To do →
Copy every entry precisely.

Raw data →
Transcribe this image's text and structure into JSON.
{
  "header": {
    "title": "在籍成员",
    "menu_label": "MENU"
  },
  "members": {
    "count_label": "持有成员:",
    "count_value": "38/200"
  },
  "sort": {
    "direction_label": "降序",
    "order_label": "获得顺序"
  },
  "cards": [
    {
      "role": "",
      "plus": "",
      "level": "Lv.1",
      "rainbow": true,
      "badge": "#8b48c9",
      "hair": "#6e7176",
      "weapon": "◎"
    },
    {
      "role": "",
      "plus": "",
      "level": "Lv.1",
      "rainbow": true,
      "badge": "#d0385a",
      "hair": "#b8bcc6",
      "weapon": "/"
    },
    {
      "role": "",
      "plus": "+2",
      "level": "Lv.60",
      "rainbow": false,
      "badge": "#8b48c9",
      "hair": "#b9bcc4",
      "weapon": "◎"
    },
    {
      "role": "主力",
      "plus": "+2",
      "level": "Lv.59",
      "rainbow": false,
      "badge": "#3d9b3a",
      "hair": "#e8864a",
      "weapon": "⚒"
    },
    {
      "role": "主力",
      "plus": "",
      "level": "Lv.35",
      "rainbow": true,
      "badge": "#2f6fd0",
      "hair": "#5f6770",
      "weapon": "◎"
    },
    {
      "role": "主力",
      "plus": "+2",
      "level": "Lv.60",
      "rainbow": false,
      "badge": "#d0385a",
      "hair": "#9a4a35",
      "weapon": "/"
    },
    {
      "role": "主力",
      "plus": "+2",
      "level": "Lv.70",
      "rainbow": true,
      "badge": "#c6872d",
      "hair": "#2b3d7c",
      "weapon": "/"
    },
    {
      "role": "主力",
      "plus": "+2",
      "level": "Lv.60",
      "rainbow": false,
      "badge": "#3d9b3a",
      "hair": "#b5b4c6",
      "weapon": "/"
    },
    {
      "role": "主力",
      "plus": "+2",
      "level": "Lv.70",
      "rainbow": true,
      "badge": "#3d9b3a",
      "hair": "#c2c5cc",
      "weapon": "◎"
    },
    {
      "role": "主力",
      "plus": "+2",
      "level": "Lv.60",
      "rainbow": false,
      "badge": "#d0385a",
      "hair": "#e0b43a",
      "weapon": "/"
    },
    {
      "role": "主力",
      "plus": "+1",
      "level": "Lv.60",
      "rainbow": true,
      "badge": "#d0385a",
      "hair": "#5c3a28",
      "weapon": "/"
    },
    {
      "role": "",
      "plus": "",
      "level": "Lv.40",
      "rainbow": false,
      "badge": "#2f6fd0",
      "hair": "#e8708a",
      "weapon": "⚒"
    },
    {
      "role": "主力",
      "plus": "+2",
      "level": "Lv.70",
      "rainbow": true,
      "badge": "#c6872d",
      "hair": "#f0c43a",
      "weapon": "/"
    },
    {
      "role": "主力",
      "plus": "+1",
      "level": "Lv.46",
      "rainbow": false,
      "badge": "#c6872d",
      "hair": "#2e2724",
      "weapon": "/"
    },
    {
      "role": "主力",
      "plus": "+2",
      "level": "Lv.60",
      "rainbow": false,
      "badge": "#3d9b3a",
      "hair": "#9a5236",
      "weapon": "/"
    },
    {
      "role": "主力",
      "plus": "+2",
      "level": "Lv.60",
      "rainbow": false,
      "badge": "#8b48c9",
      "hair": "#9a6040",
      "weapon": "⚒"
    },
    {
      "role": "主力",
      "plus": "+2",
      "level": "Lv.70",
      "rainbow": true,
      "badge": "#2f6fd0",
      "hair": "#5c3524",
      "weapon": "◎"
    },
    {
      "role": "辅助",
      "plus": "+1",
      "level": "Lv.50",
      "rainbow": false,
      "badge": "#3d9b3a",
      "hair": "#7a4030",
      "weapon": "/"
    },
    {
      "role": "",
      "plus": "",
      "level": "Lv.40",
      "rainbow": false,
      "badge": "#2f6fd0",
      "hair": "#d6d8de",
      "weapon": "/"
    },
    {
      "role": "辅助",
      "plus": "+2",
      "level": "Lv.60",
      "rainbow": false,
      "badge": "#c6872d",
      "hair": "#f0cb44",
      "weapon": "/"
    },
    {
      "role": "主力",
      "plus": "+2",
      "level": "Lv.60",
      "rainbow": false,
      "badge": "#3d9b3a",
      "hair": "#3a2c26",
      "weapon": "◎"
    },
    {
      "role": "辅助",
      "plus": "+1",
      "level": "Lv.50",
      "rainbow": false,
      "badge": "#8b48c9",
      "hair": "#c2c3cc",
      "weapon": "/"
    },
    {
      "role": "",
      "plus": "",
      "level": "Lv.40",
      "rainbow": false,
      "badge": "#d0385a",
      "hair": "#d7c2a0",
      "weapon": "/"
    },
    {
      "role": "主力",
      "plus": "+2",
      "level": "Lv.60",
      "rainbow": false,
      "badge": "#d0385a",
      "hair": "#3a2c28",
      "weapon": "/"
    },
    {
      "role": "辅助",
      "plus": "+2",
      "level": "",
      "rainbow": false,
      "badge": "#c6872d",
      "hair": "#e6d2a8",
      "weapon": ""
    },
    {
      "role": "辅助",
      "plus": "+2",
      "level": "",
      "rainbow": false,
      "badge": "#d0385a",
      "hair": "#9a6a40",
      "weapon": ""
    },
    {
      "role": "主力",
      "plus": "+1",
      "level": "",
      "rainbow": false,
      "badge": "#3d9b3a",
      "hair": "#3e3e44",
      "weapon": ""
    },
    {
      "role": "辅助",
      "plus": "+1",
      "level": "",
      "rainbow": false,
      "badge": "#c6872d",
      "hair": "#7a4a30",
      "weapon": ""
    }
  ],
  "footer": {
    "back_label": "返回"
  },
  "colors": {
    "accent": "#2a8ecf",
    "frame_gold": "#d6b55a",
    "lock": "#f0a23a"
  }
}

Output →
Transcribe this image's text and structure into JSON.
{
  "header": {
    "title": "在籍成员",
    "menu_label": "MENU"
  },
  "members": {
    "count_label": "持有成员:",
    "count_value": "38/200"
  },
  "sort": {
    "direction_label": "降序",
    "order_label": "获得顺序"
  },
  "cards": [
    {
      "role": "",
      "plus": "",
      "level": "Lv.1",
      "rainbow": true,
      "badge": "#8b48c9",
      "hair": "#6e7176",
      "weapon": "◎"
    },
    {
      "role": "",
      "plus": "",
      "level": "Lv.1",
      "rainbow": true,
      "badge": "#d0385a",
      "hair": "#b8bcc6",
      "weapon": "/"
    },
    {
      "role": "",
      "plus": "+2",
      "level": "Lv.60",
      "rainbow": false,
      "badge": "#8b48c9",
      "hair": "#b9bcc4",
      "weapon": "◎"
    },
    {
      "role": "主力",
      "plus": "+2",
      "level": "Lv.59",
      "rainbow": false,
      "badge": "#3d9b3a",
      "hair": "#e8864a",
      "weapon": "⚒"
    },
    {
      "role": "主力",
      "plus": "",
      "level": "Lv.35",
      "rainbow": true,
      "badge": "#2f6fd0",
      "hair": "#5f6770",
      "weapon": "◎"
    },
    {
      "role": "主力",
      "plus": "+2",
      "level": "Lv.60",
      "rainbow": false,
      "badge": "#d0385a",
      "hair": "#9a4a35",
      "weapon": "/"
    },
    {
      "role": "主力",
      "plus": "+2",
      "level": "Lv.70",
      "rainbow": true,
      "badge": "#c6872d",
      "hair": "#2b3d7c",
      "weapon": "/"
    },
    {
      "role": "主力",
      "plus": "+2",
      "level": "Lv.60",
      "rainbow": false,
      "badge": "#3d9b3a",
      "hair": "#b5b4c6",
      "weapon": "/"
    },
    {
      "role": "主力",
      "plus": "+2",
      "level": "Lv.70",
      "rainbow": true,
      "badge": "#3d9b3a",
      "hair": "#c2c5cc",
      "weapon": "◎"
    },
    {
      "role": "主力",
      "plus": "+2",
      "level": "Lv.60",
      "rainbow": false,
      "badge": "#d0385a",
      "hair": "#e0b43a",
      "weapon": "/"
    },
    {
      "role": "主力",
      "plus": "+1",
      "level": "Lv.60",
      "rainbow": true,
      "badge": "#d0385a",
      "hair": "#5c3a28",
      "weapon": "/"
    },
    {
      "role": "",
      "plus": "",
      "level": "Lv.40",
      "rainbow": false,
      "badge": "#2f6fd0",
      "hair": "#e8708a",
      "weapon": "⚒"
    },
    {
      "role": "主力",
      "plus": "+2",
      "level": "Lv.70",
      "rainbow": true,
      "badge": "#c6872d",
      "hair": "#f0c43a",
      "weapon": "/"
    },
    {
      "role": "主力",
      "plus": "+1",
      "level": "Lv.46",
      "rainbow": false,
      "badge": "#c6872d",
      "hair": "#2e2724",
      "weapon": "/"
    },
    {
      "role": "主力",
      "plus": "+2",
      "level": "Lv.60",
      "rainbow": false,
      "badge": "#3d9b3a",
      "hair": "#9a5236",
      "weapon": "/"
    },
    {
      "role": "主力",
      "plus": "+2",
      "level": "Lv.60",
      "rainbow": false,
      "badge": "#8b48c9",
      "hair": "#9a6040",
      "weapon": "⚒"
    },
    {
      "role": "主力",
      "plus": "+2",
      "level": "Lv.70",
      "rainbow": true,
      "badge": "#2f6fd0",
      "hair": "#5c3524",
      "weapon": "◎"
    },
    {
      "role": "辅助",
      "plus": "+1",
      "level": "Lv.50",
      "rainbow": false,
      "badge": "#3d9b3a",
      "hair": "#7a4030",
      "weapon": "/"
    },
    {
      "role": "",
      "plus": "",
      "level": "Lv.40",
      "rainbow": false,
      "badge": "#2f6fd0",
      "hair": "#d6d8de",
      "weapon": "/"
    },
    {
      "role": "辅助",
      "plus": "+2",
      "level": "Lv.60",
      "rainbow": false,
      "badge": "#c6872d",
      "hair": "#f0cb44",
      "weapon": "/"
    },
    {
      "role": "主力",
      "plus": "+2",
      "level": "Lv.60",
      "rainbow": false,
      "badge": "#3d9b3a",
      "hair": "#3a2c26",
      "weapon": "◎"
    },
    {
      "role": "辅助",
      "plus": "+1",
      "level": "Lv.50",
      "rainbow": false,
      "badge": "#8b48c9",
      "hair": "#c2c3cc",
      "weapon": "/"
    },
    {
      "role": "",
      "plus": "",
      "level": "Lv.40",
      "rainbow": false,
      "badge": "#d0385a",
      "hair": "#d7c2a0",
      "weapon": "/"
    },
    {
      "role": "主力",
      "plus": "+2",
      "level": "Lv.60",
      "rainbow": false,
      "badge": "#d0385a",
      "hair": "#3a2c28",
      "weapon": "/"
    },
    {
      "role": "辅助",
      "plus": "+2",
      "level": "",
      "rainbow": false,
      "badge": "#c6872d",
      "hair": "#e6d2a8",
      "weapon": ""
    },
    {
      "role": "辅助",
      "plus": "+2",
      "level": "",
      "rainbow": false,
      "badge": "#d0385a",
      "hair": "#9a6a40",
      "weapon": ""
    },
    {
      "role": "主力",
      "plus": "+1",
      "level": "",
      "rainbow": false,
      "badge": "#3d9b3a",
      "hair": "#3e3e44",
      "weapon": ""
    },
    {
      "role": "辅助",
      "plus": "+1",
      "level": "",
      "rainbow": false,
      "badge": "#c6872d",
      "hair": "#7a4a30",
      "weapon": ""
    }
  ],
  "footer": {
    "back_label": "返回"
  },
  "colors": {
    "accent": "#2a8ecf",
    "frame_gold": "#d6b55a",
    "lock": "#f0a23a"
  }
}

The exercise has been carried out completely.